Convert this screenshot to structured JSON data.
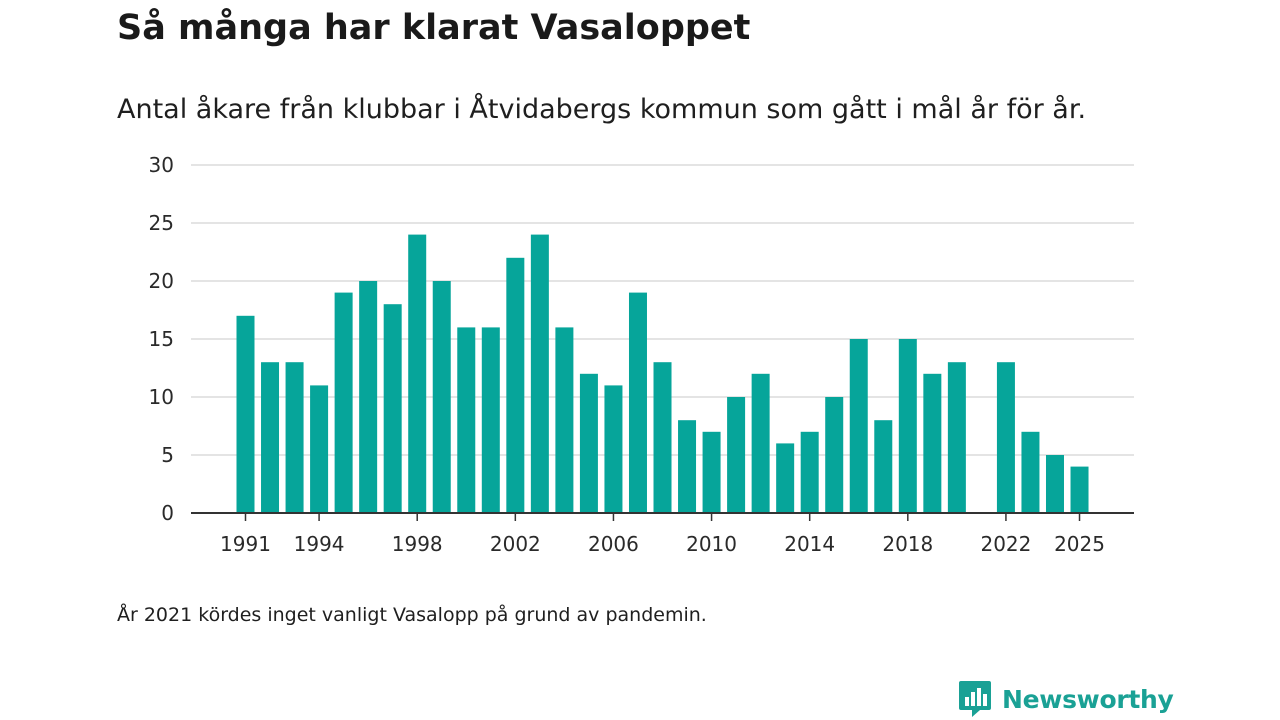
{
  "chart_data": {
    "type": "bar",
    "title": "Så många har klarat Vasaloppet",
    "subtitle": "Antal åkare från klubbar i Åtvidabergs kommun som gått i mål år för år.",
    "footnote": "År 2021 kördes inget vanligt Vasalopp på grund av pandemin.",
    "x": [
      1991,
      1992,
      1993,
      1994,
      1995,
      1996,
      1997,
      1998,
      1999,
      2000,
      2001,
      2002,
      2003,
      2004,
      2005,
      2006,
      2007,
      2008,
      2009,
      2010,
      2011,
      2012,
      2013,
      2014,
      2015,
      2016,
      2017,
      2018,
      2019,
      2020,
      2021,
      2022,
      2023,
      2024,
      2025
    ],
    "values": [
      17,
      13,
      13,
      11,
      19,
      20,
      18,
      24,
      20,
      16,
      16,
      22,
      24,
      16,
      12,
      11,
      19,
      13,
      8,
      7,
      10,
      12,
      6,
      7,
      10,
      15,
      8,
      15,
      12,
      13,
      null,
      13,
      7,
      5,
      4
    ],
    "x_tick_labels": [
      "1991",
      "1994",
      "1998",
      "2002",
      "2006",
      "2010",
      "2014",
      "2018",
      "2022",
      "2025"
    ],
    "y_ticks": [
      0,
      5,
      10,
      15,
      20,
      25,
      30
    ],
    "ylim": [
      0,
      30
    ],
    "xlabel": "",
    "ylabel": "",
    "grid": true,
    "bar_color": "#06a59a"
  },
  "brand": {
    "name": "Newsworthy",
    "color": "#1aa195",
    "icon": "bar-chart-speech-icon"
  }
}
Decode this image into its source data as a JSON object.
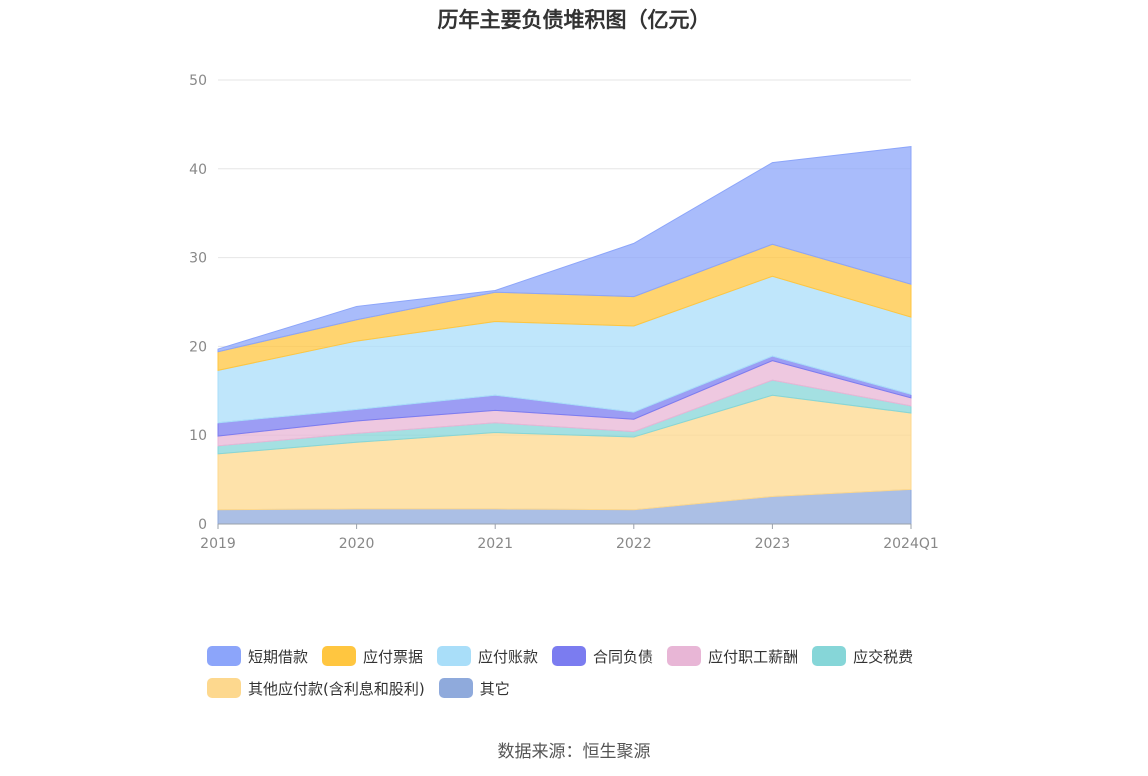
{
  "chart_data": {
    "type": "area",
    "stacked": true,
    "title": "历年主要负债堆积图（亿元）",
    "categories": [
      "2019",
      "2020",
      "2021",
      "2022",
      "2023",
      "2024Q1"
    ],
    "ylim": [
      0,
      50
    ],
    "yticks": [
      "0",
      "10",
      "20",
      "30",
      "40",
      "50"
    ],
    "grid": true,
    "legend_position": "bottom",
    "series": [
      {
        "name": "其它",
        "color": "#8FAADC",
        "values": [
          1.6,
          1.7,
          1.7,
          1.6,
          3.1,
          3.9
        ]
      },
      {
        "name": "其他应付款(含利息和股利)",
        "color": "#FDD88E",
        "values": [
          6.3,
          7.5,
          8.6,
          8.2,
          11.4,
          8.6
        ]
      },
      {
        "name": "应交税费",
        "color": "#86D6D8",
        "values": [
          0.9,
          1.0,
          1.1,
          0.6,
          1.7,
          0.8
        ]
      },
      {
        "name": "应付职工薪酬",
        "color": "#E8B6D6",
        "values": [
          1.1,
          1.4,
          1.4,
          1.4,
          2.2,
          0.9
        ]
      },
      {
        "name": "合同负债",
        "color": "#7B7CF0",
        "values": [
          1.5,
          1.3,
          1.7,
          0.8,
          0.5,
          0.4
        ]
      },
      {
        "name": "应付账款",
        "color": "#A9DEF9",
        "values": [
          5.9,
          7.7,
          8.3,
          9.7,
          9.0,
          8.7
        ]
      },
      {
        "name": "应付票据",
        "color": "#FFC640",
        "values": [
          2.1,
          2.4,
          3.3,
          3.3,
          3.6,
          3.7
        ]
      },
      {
        "name": "短期借款",
        "color": "#8CA5FA",
        "values": [
          0.3,
          1.5,
          0.2,
          6.0,
          9.2,
          15.5
        ]
      }
    ]
  },
  "legend": {
    "rows": [
      [
        {
          "label": "短期借款",
          "color": "#8CA5FA"
        },
        {
          "label": "应付票据",
          "color": "#FFC640"
        },
        {
          "label": "应付账款",
          "color": "#A9DEF9"
        },
        {
          "label": "合同负债",
          "color": "#7B7CF0"
        },
        {
          "label": "应付职工薪酬",
          "color": "#E8B6D6"
        },
        {
          "label": "应交税费",
          "color": "#86D6D8"
        }
      ],
      [
        {
          "label": "其他应付款(含利息和股利)",
          "color": "#FDD88E"
        },
        {
          "label": "其它",
          "color": "#8FAADC"
        }
      ]
    ]
  },
  "source": "数据来源：恒生聚源"
}
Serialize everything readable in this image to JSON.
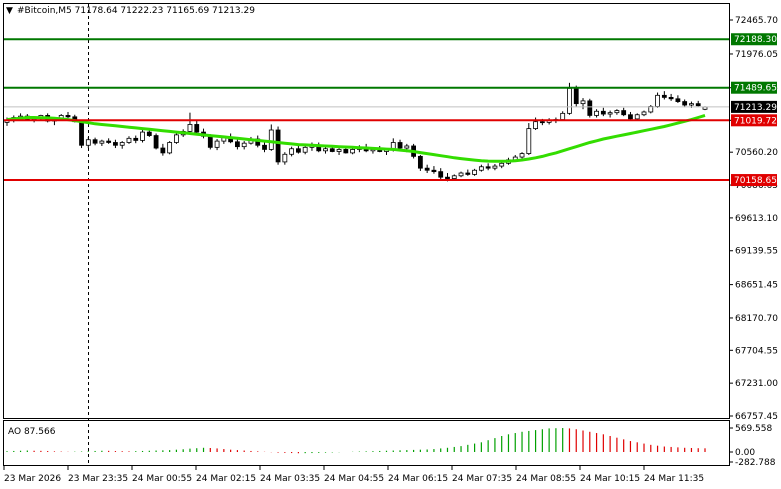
{
  "header": {
    "menu_arrow": "▼",
    "title": "#Bitcoin,M5  71178.64 71222.23 71165.69 71213.29"
  },
  "price_axis": {
    "ticks": [
      "72465.70",
      "71976.05",
      "71489.65",
      "71019.72",
      "70560.20",
      "70086.65",
      "69613.10",
      "69139.55",
      "68651.45",
      "68170.70",
      "67704.55",
      "67231.00",
      "66757.45"
    ]
  },
  "levels": [
    {
      "label": "72188.30",
      "value": 72188.3,
      "color": "#007800",
      "role": "target-green-top"
    },
    {
      "label": "71489.65",
      "value": 71489.65,
      "color": "#007800",
      "role": "target-green"
    },
    {
      "label": "71019.72",
      "value": 71019.72,
      "color": "#e00000",
      "role": "level-red"
    },
    {
      "label": "70158.65",
      "value": 70158.65,
      "color": "#e00000",
      "role": "level-red-bottom"
    }
  ],
  "current_price": {
    "label": "71213.29",
    "value": 71213.29,
    "color": "#000000"
  },
  "oscillator": {
    "title": "AO 87.566",
    "ticks": [
      "569.558",
      "0.00",
      "-282.788"
    ],
    "values": [
      20,
      25,
      30,
      35,
      30,
      28,
      22,
      15,
      10,
      5,
      8,
      12,
      18,
      25,
      30,
      28,
      22,
      18,
      15,
      20,
      25,
      30,
      35,
      40,
      45,
      55,
      65,
      80,
      90,
      100,
      95,
      85,
      70,
      55,
      45,
      35,
      25,
      15,
      5,
      -5,
      -15,
      -20,
      -25,
      -30,
      -28,
      -25,
      -20,
      -15,
      -10,
      -5,
      0,
      5,
      10,
      15,
      20,
      25,
      30,
      35,
      40,
      45,
      50,
      55,
      60,
      70,
      85,
      100,
      120,
      140,
      170,
      200,
      230,
      280,
      330,
      380,
      420,
      450,
      480,
      500,
      520,
      540,
      560,
      565,
      569,
      560,
      540,
      510,
      480,
      450,
      420,
      380,
      340,
      300,
      260,
      230,
      200,
      170,
      150,
      130,
      120,
      110,
      100,
      95,
      90,
      88
    ]
  },
  "time_axis": {
    "labels": [
      "23 Mar 2026",
      "23 Mar 23:35",
      "24 Mar 00:55",
      "24 Mar 02:15",
      "24 Mar 03:35",
      "24 Mar 04:55",
      "24 Mar 06:15",
      "24 Mar 07:35",
      "24 Mar 08:55",
      "24 Mar 10:15",
      "24 Mar 11:35"
    ]
  },
  "chart_data": {
    "type": "candlestick",
    "symbol": "#Bitcoin",
    "timeframe": "M5",
    "ylim": [
      66757.45,
      72700
    ],
    "moving_average_color": "#33dd00",
    "candles": [
      [
        70990,
        71060,
        70940,
        71020
      ],
      [
        71020,
        71090,
        70990,
        71060
      ],
      [
        71060,
        71120,
        71030,
        71080
      ],
      [
        71080,
        71110,
        71010,
        71030
      ],
      [
        71030,
        71070,
        70990,
        71050
      ],
      [
        71050,
        71100,
        71020,
        71090
      ],
      [
        71090,
        71120,
        70990,
        71010
      ],
      [
        71010,
        71060,
        70950,
        71040
      ],
      [
        71040,
        71110,
        71010,
        71090
      ],
      [
        71090,
        71140,
        71050,
        71070
      ],
      [
        71070,
        71100,
        70990,
        71000
      ],
      [
        71000,
        71010,
        70620,
        70660
      ],
      [
        70660,
        70780,
        70620,
        70740
      ],
      [
        70740,
        70770,
        70660,
        70690
      ],
      [
        70690,
        70740,
        70650,
        70720
      ],
      [
        70720,
        70760,
        70680,
        70700
      ],
      [
        70700,
        70740,
        70620,
        70660
      ],
      [
        70660,
        70720,
        70610,
        70700
      ],
      [
        70700,
        70790,
        70680,
        70760
      ],
      [
        70760,
        70800,
        70690,
        70730
      ],
      [
        70730,
        70880,
        70700,
        70850
      ],
      [
        70850,
        70900,
        70780,
        70800
      ],
      [
        70800,
        70830,
        70600,
        70620
      ],
      [
        70620,
        70680,
        70510,
        70550
      ],
      [
        70550,
        70720,
        70530,
        70700
      ],
      [
        70700,
        70840,
        70680,
        70810
      ],
      [
        70810,
        70890,
        70780,
        70860
      ],
      [
        70860,
        71130,
        70840,
        70960
      ],
      [
        70960,
        71010,
        70820,
        70850
      ],
      [
        70850,
        70900,
        70760,
        70790
      ],
      [
        70790,
        70820,
        70600,
        70630
      ],
      [
        70630,
        70750,
        70590,
        70720
      ],
      [
        70720,
        70800,
        70680,
        70770
      ],
      [
        70770,
        70830,
        70690,
        70710
      ],
      [
        70710,
        70760,
        70600,
        70640
      ],
      [
        70640,
        70720,
        70600,
        70690
      ],
      [
        70690,
        70780,
        70670,
        70750
      ],
      [
        70750,
        70800,
        70630,
        70660
      ],
      [
        70660,
        70720,
        70560,
        70600
      ],
      [
        70600,
        70960,
        70580,
        70880
      ],
      [
        70880,
        70930,
        70380,
        70420
      ],
      [
        70420,
        70560,
        70380,
        70530
      ],
      [
        70530,
        70640,
        70500,
        70610
      ],
      [
        70610,
        70660,
        70540,
        70560
      ],
      [
        70560,
        70650,
        70530,
        70630
      ],
      [
        70630,
        70700,
        70580,
        70660
      ],
      [
        70660,
        70700,
        70560,
        70580
      ],
      [
        70580,
        70630,
        70540,
        70610
      ],
      [
        70610,
        70660,
        70560,
        70570
      ],
      [
        70570,
        70620,
        70520,
        70600
      ],
      [
        70600,
        70640,
        70540,
        70550
      ],
      [
        70550,
        70620,
        70530,
        70600
      ],
      [
        70600,
        70660,
        70560,
        70630
      ],
      [
        70630,
        70680,
        70560,
        70580
      ],
      [
        70580,
        70630,
        70540,
        70600
      ],
      [
        70600,
        70650,
        70560,
        70570
      ],
      [
        70570,
        70620,
        70520,
        70590
      ],
      [
        70590,
        70760,
        70570,
        70700
      ],
      [
        70700,
        70740,
        70600,
        70620
      ],
      [
        70620,
        70680,
        70560,
        70650
      ],
      [
        70650,
        70680,
        70470,
        70500
      ],
      [
        70500,
        70520,
        70290,
        70330
      ],
      [
        70330,
        70380,
        70260,
        70300
      ],
      [
        70300,
        70360,
        70250,
        70280
      ],
      [
        70280,
        70330,
        70150,
        70200
      ],
      [
        70200,
        70260,
        70140,
        70180
      ],
      [
        70180,
        70240,
        70150,
        70220
      ],
      [
        70220,
        70280,
        70200,
        70260
      ],
      [
        70260,
        70310,
        70220,
        70240
      ],
      [
        70240,
        70320,
        70220,
        70300
      ],
      [
        70300,
        70380,
        70280,
        70350
      ],
      [
        70350,
        70400,
        70300,
        70330
      ],
      [
        70330,
        70390,
        70300,
        70360
      ],
      [
        70360,
        70420,
        70330,
        70400
      ],
      [
        70400,
        70480,
        70380,
        70450
      ],
      [
        70450,
        70520,
        70420,
        70490
      ],
      [
        70490,
        70560,
        70470,
        70540
      ],
      [
        70540,
        70980,
        70520,
        70900
      ],
      [
        70900,
        71060,
        70880,
        71000
      ],
      [
        71000,
        71040,
        70950,
        70990
      ],
      [
        70990,
        71050,
        70960,
        71020
      ],
      [
        71020,
        71060,
        70980,
        71030
      ],
      [
        71030,
        71150,
        71010,
        71120
      ],
      [
        71120,
        71560,
        71100,
        71480
      ],
      [
        71480,
        71520,
        71220,
        71260
      ],
      [
        71260,
        71340,
        71180,
        71300
      ],
      [
        71300,
        71330,
        71060,
        71090
      ],
      [
        71090,
        71180,
        71060,
        71150
      ],
      [
        71150,
        71200,
        71080,
        71110
      ],
      [
        71110,
        71160,
        71060,
        71130
      ],
      [
        71130,
        71180,
        71100,
        71160
      ],
      [
        71160,
        71200,
        71080,
        71100
      ],
      [
        71100,
        71140,
        71020,
        71040
      ],
      [
        71040,
        71120,
        71010,
        71100
      ],
      [
        71100,
        71160,
        71080,
        71140
      ],
      [
        71140,
        71240,
        71120,
        71220
      ],
      [
        71220,
        71420,
        71200,
        71380
      ],
      [
        71380,
        71440,
        71320,
        71350
      ],
      [
        71350,
        71400,
        71300,
        71330
      ],
      [
        71330,
        71380,
        71270,
        71290
      ],
      [
        71290,
        71320,
        71210,
        71240
      ],
      [
        71240,
        71290,
        71200,
        71260
      ],
      [
        71260,
        71300,
        71220,
        71230
      ],
      [
        71178.64,
        71222.23,
        71165.69,
        71213.29
      ]
    ],
    "moving_average": [
      71030,
      71040,
      71050,
      71060,
      71060,
      71058,
      71055,
      71050,
      71040,
      71030,
      71015,
      71000,
      70985,
      70970,
      70960,
      70950,
      70940,
      70930,
      70920,
      70910,
      70900,
      70890,
      70880,
      70870,
      70860,
      70850,
      70840,
      70830,
      70820,
      70810,
      70800,
      70790,
      70780,
      70770,
      70760,
      70750,
      70740,
      70730,
      70720,
      70710,
      70700,
      70690,
      70680,
      70670,
      70665,
      70660,
      70655,
      70650,
      70645,
      70640,
      70635,
      70630,
      70625,
      70620,
      70615,
      70610,
      70605,
      70600,
      70590,
      70580,
      70570,
      70555,
      70540,
      70525,
      70510,
      70495,
      70480,
      70468,
      70456,
      70446,
      70438,
      70432,
      70430,
      70430,
      70432,
      70438,
      70448,
      70462,
      70480,
      70500,
      70525,
      70550,
      70580,
      70610,
      70640,
      70670,
      70700,
      70725,
      70750,
      70770,
      70790,
      70810,
      70830,
      70850,
      70870,
      70890,
      70910,
      70930,
      70955,
      70980,
      71005,
      71030,
      71060,
      71090
    ]
  }
}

○ ○ ○

### Instructions for the task
Filter out every line that lacks the word "JSON", and copy the rest.

### Result of the exercise
Convert this screenshot to structured JSON data.
Decode this image into its source data as a JSON object.
Serialize everything readable in this image to JSON.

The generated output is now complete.